Short exercise: Reproduce all entries precisely, down to the last character.
***
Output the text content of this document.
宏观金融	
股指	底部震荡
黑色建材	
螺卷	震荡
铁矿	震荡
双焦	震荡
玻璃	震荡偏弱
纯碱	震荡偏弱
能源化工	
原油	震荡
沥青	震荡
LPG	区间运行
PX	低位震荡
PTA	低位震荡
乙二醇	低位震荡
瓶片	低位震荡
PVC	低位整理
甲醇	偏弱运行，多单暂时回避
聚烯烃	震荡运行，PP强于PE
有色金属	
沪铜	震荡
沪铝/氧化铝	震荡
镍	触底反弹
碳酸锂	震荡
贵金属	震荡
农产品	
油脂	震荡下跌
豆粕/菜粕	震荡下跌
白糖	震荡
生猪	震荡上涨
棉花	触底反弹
***
Task response:
Output the text content of this document.
宏观金融	
股指	底部震荡
黑色建材	
螺卷	震荡
铁矿	震荡
双焦	震荡
玻璃	震荡偏弱
纯碱	震荡偏弱
能源化工	
原油	震荡
沥青	震荡
LPG	区间运行
PX	低位震荡
PTA	低位震荡
乙二醇	低位震荡
瓶片	低位震荡
PVC	低位整理
甲醇	偏弱运行，多单暂时回避
聚烯烃	震荡运行，PP强于PE
有色金属	
沪铜	震荡
沪铝/氧化铝	震荡
镍	触底反弹
碳酸锂	震荡
贵金属	震荡
农产品	
油脂	震荡下跌
豆粕/菜粕	震荡下跌
白糖	震荡
生猪	震荡上涨
棉花	触底反弹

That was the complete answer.